INSTRUCTIONS FOR THE TASK. Only the number is wanted: how many lines hold the word "图书管理"?

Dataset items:
┏━━
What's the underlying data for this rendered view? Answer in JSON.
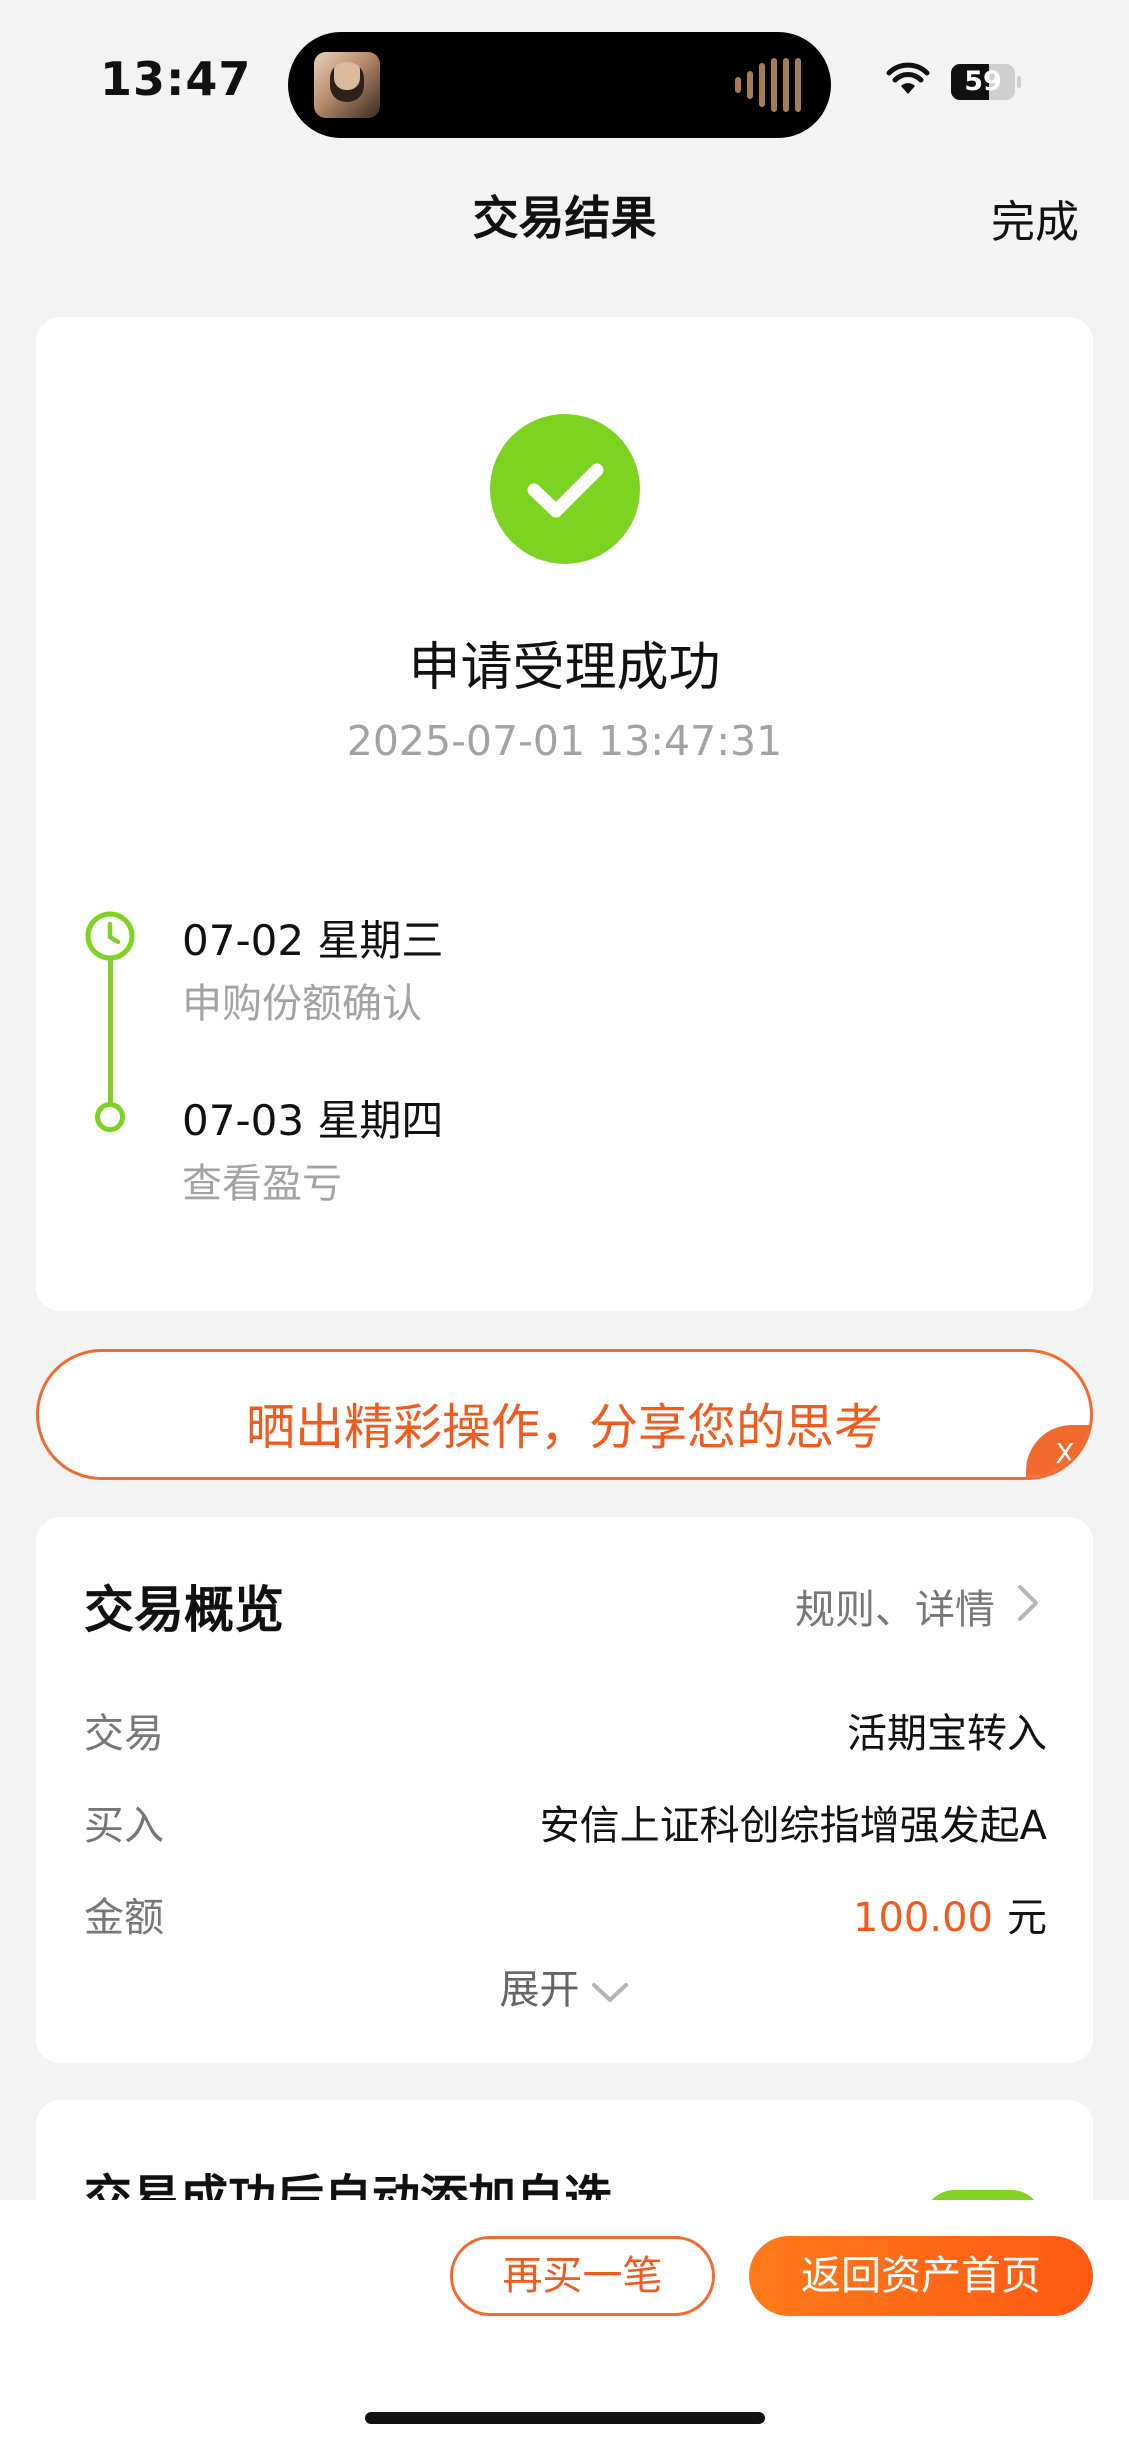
{
  "status_bar": {
    "time": "13:47",
    "battery": "59"
  },
  "nav": {
    "title": "交易结果",
    "done": "完成"
  },
  "result": {
    "title": "申请受理成功",
    "time": "2025-07-01 13:47:31",
    "timeline": [
      {
        "date": "07-02  星期三",
        "desc": "申购份额确认"
      },
      {
        "date": "07-03  星期四",
        "desc": "查看盈亏"
      }
    ]
  },
  "share": {
    "text": "晒出精彩操作，分享您的思考",
    "close": "X"
  },
  "overview": {
    "title": "交易概览",
    "link": "规则、详情",
    "rows": [
      {
        "label": "交易",
        "value": "活期宝转入"
      },
      {
        "label": "买入",
        "value": "安信上证科创综指增强发起A"
      },
      {
        "label": "金额",
        "value": "100.00",
        "unit": "元"
      }
    ],
    "expand": "展开"
  },
  "auto_add": {
    "title": "交易成功后自动添加自选",
    "enabled": true
  },
  "actions": {
    "buy_again": "再买一笔",
    "back_home": "返回资产首页"
  },
  "colors": {
    "accent": "#f25a1e",
    "success": "#7ed321"
  }
}
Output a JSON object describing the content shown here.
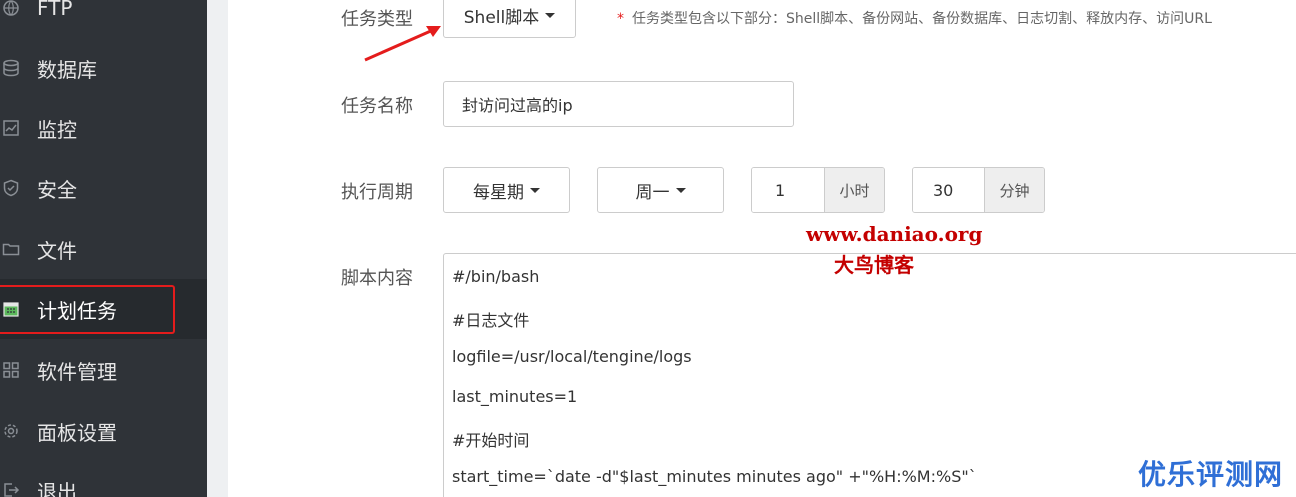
{
  "sidebar": {
    "items": [
      {
        "label": "FTP",
        "icon": "ftp-icon"
      },
      {
        "label": "数据库",
        "icon": "database-icon"
      },
      {
        "label": "监控",
        "icon": "monitor-icon"
      },
      {
        "label": "安全",
        "icon": "shield-icon"
      },
      {
        "label": "文件",
        "icon": "folder-icon"
      },
      {
        "label": "计划任务",
        "icon": "calendar-icon",
        "active": true
      },
      {
        "label": "软件管理",
        "icon": "grid-icon"
      },
      {
        "label": "面板设置",
        "icon": "gear-icon"
      },
      {
        "label": "退出",
        "icon": "logout-icon"
      }
    ]
  },
  "form": {
    "task_type_label": "任务类型",
    "task_type_value": "Shell脚本",
    "task_type_hint_star": "*",
    "task_type_hint": "任务类型包含以下部分：Shell脚本、备份网站、备份数据库、日志切割、释放内存、访问URL",
    "task_name_label": "任务名称",
    "task_name_value": "封访问过高的ip",
    "cycle_label": "执行周期",
    "cycle_type": "每星期",
    "cycle_weekday": "周一",
    "cycle_hour": "1",
    "cycle_hour_unit": "小时",
    "cycle_minute": "30",
    "cycle_minute_unit": "分钟",
    "script_label": "脚本内容",
    "script_lines": [
      "#/bin/bash",
      "#日志文件",
      "logfile=/usr/local/tengine/logs",
      "last_minutes=1",
      "#开始时间",
      "start_time=`date -d\"$last_minutes minutes ago\" +\"%H:%M:%S\"`"
    ]
  },
  "watermarks": {
    "url": "www.daniao.org",
    "site_name": "大鸟博客",
    "corner": "优乐评测网"
  },
  "colors": {
    "sidebar_bg": "#2f3338",
    "highlight_red": "#e41c1c",
    "watermark_red": "#c40000",
    "corner_blue": "#2f6fd6"
  }
}
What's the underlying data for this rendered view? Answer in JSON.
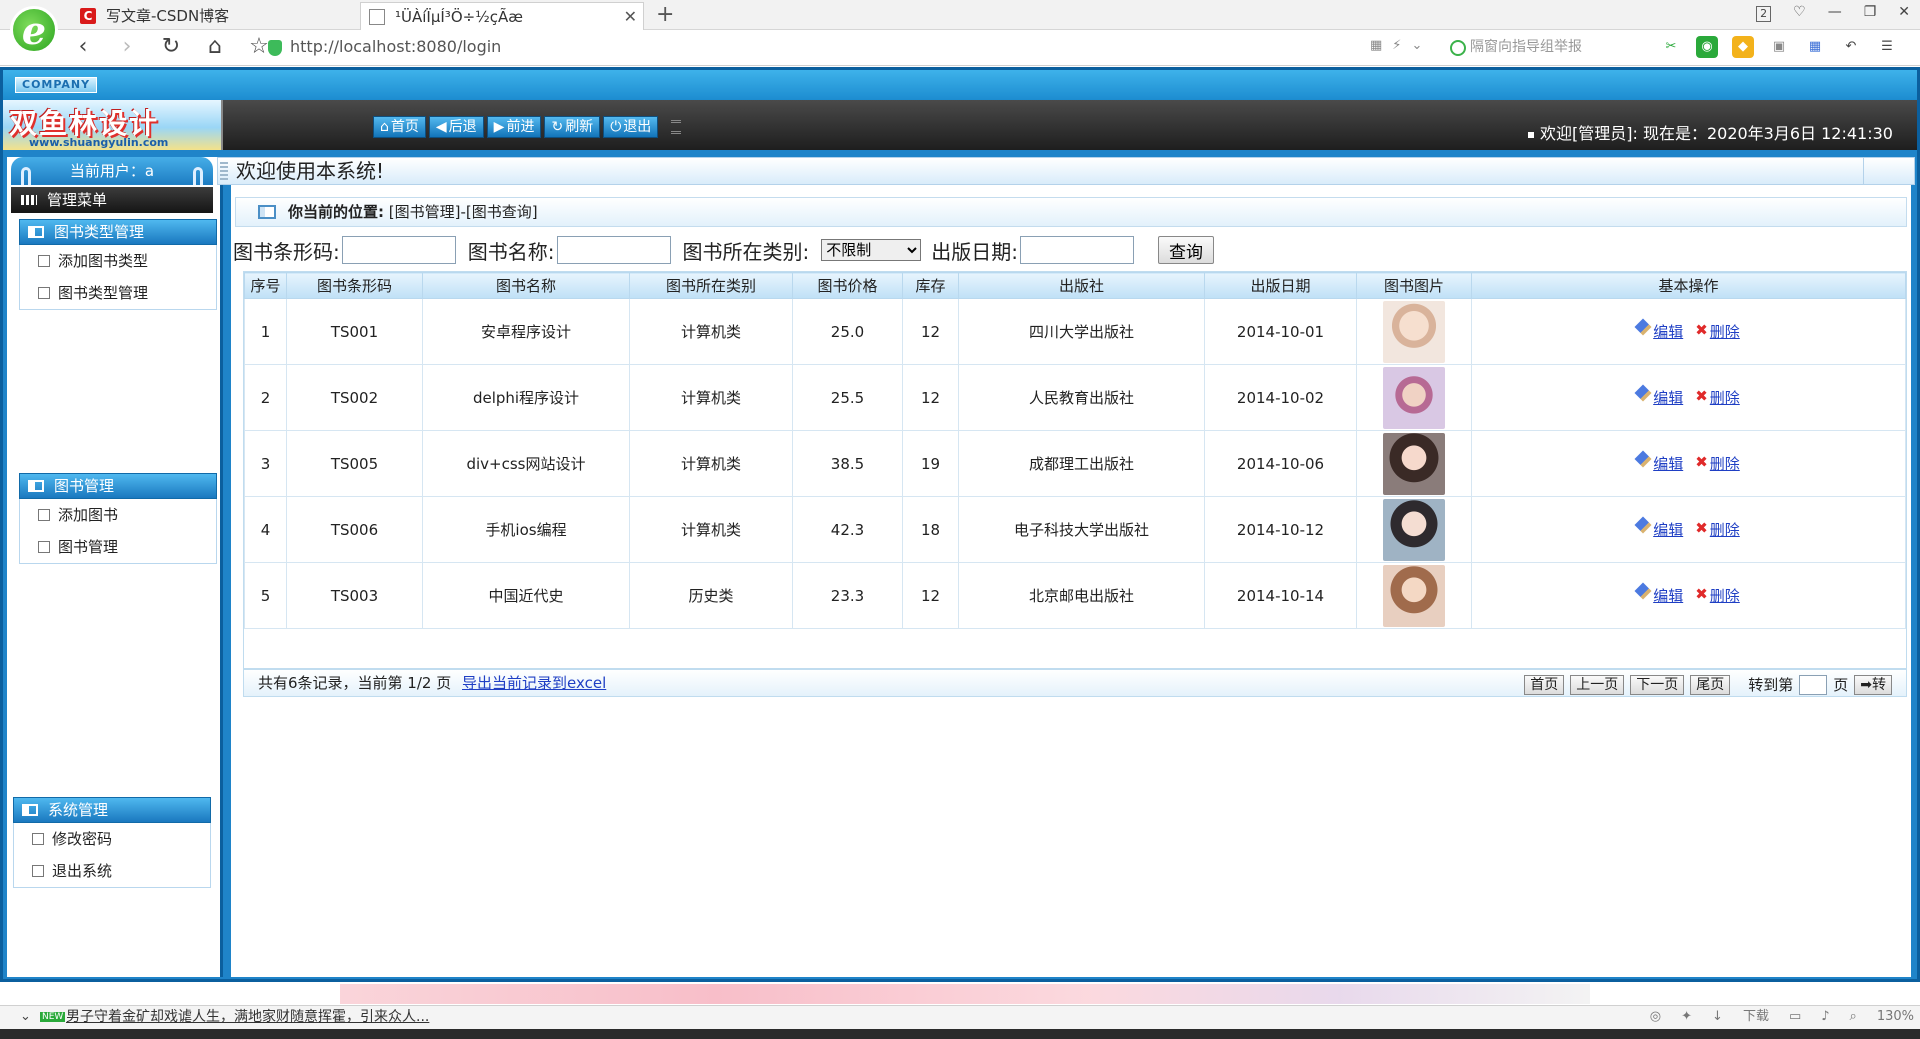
{
  "browser": {
    "tabs": [
      {
        "title": "写文章-CSDN博客",
        "favicon": "csdn-icon"
      },
      {
        "title": "¹ÜÀíÏµÍ³Ö÷½çÃæ",
        "favicon": "doc-icon"
      }
    ],
    "new_tab": "+",
    "window_badge": "2",
    "url": "http://localhost:8080/login",
    "search_placeholder": "隔窗向指导组举报",
    "zoom": "130%",
    "download_label": "下载"
  },
  "app": {
    "company_label": "COMPANY",
    "logo_title": "双鱼林设计",
    "logo_url": "www.shuangyulin.com",
    "nav_buttons": [
      "首页",
      "后退",
      "前进",
      "刷新",
      "退出"
    ],
    "welcome_text": "欢迎[管理员]:  现在是：2020年3月6日 12:41:30"
  },
  "sidebar": {
    "current_user": "当前用户：a",
    "menu_title": "管理菜单",
    "sections": [
      {
        "title": "图书类型管理",
        "items": [
          "添加图书类型",
          "图书类型管理"
        ]
      },
      {
        "title": "图书管理",
        "items": [
          "添加图书",
          "图书管理"
        ]
      },
      {
        "title": "系统管理",
        "items": [
          "修改密码",
          "退出系统"
        ]
      }
    ]
  },
  "main": {
    "title": "欢迎使用本系统!",
    "location_label": "你当前的位置:",
    "location_path": "[图书管理]-[图书查询]",
    "search": {
      "barcode_label": "图书条形码:",
      "name_label": "图书名称:",
      "category_label": "图书所在类别:",
      "category_value": "不限制",
      "date_label": "出版日期:",
      "query_button": "查询"
    },
    "table": {
      "headers": [
        "序号",
        "图书条形码",
        "图书名称",
        "图书所在类别",
        "图书价格",
        "库存",
        "出版社",
        "出版日期",
        "图书图片",
        "基本操作"
      ],
      "edit_label": "编辑",
      "delete_label": "删除",
      "rows": [
        [
          "1",
          "TS001",
          "安卓程序设计",
          "计算机类",
          "25.0",
          "12",
          "四川大学出版社",
          "2014-10-01"
        ],
        [
          "2",
          "TS002",
          "delphi程序设计",
          "计算机类",
          "25.5",
          "12",
          "人民教育出版社",
          "2014-10-02"
        ],
        [
          "3",
          "TS005",
          "div+css网站设计",
          "计算机类",
          "38.5",
          "19",
          "成都理工出版社",
          "2014-10-06"
        ],
        [
          "4",
          "TS006",
          "手机ios编程",
          "计算机类",
          "42.3",
          "18",
          "电子科技大学出版社",
          "2014-10-12"
        ],
        [
          "5",
          "TS003",
          "中国近代史",
          "历史类",
          "23.3",
          "12",
          "北京邮电出版社",
          "2014-10-14"
        ]
      ]
    },
    "pager": {
      "summary": "共有6条记录，当前第 1/2 页",
      "export_link": "导出当前记录到excel",
      "first": "首页",
      "prev": "上一页",
      "next": "下一页",
      "last": "尾页",
      "goto_label": "转到第",
      "page_label": "页",
      "go_button": "转"
    }
  },
  "statusbar": {
    "news_badge": "NEW",
    "news_text": "男子守着金矿却戏谑人生，满地家财随意挥霍，引来众人..."
  }
}
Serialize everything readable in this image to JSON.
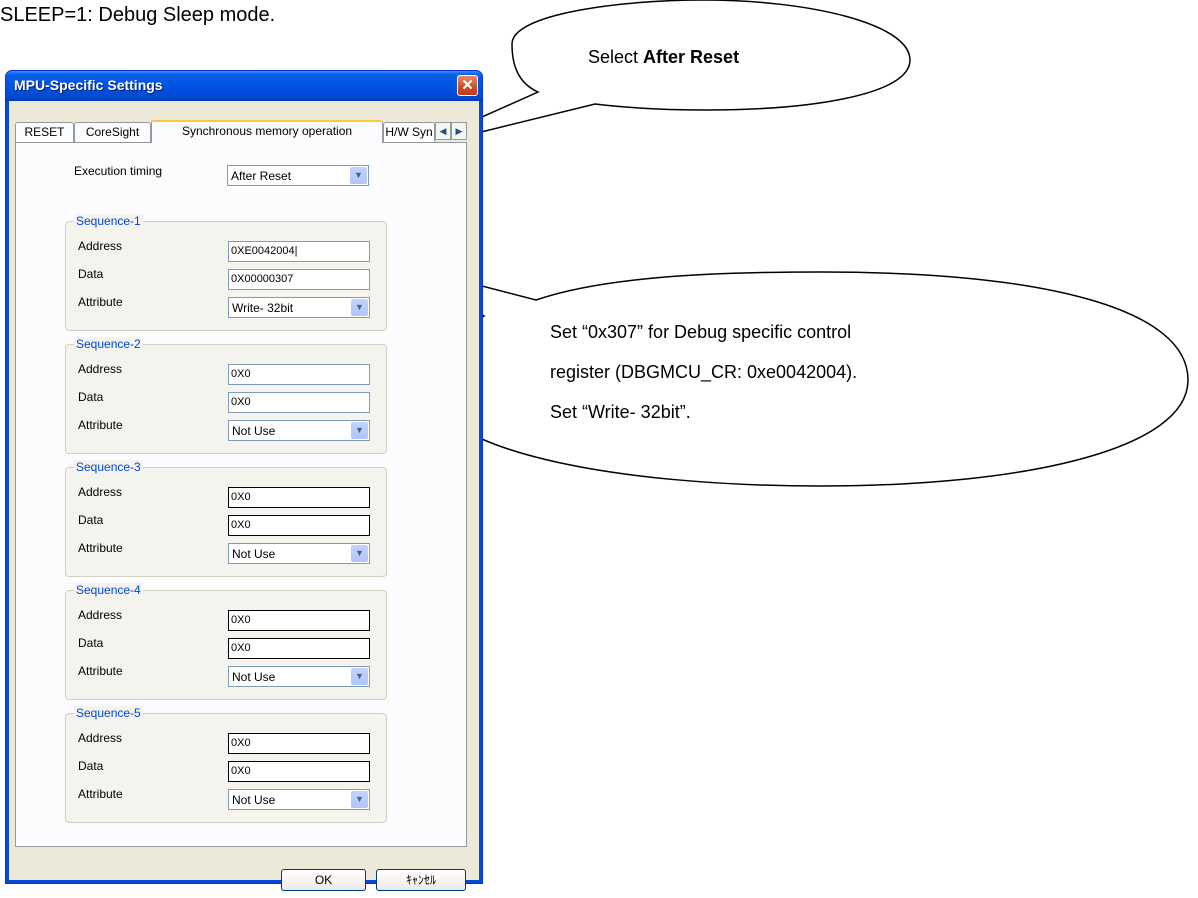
┗━━
EXERCISE SOLUTION. 3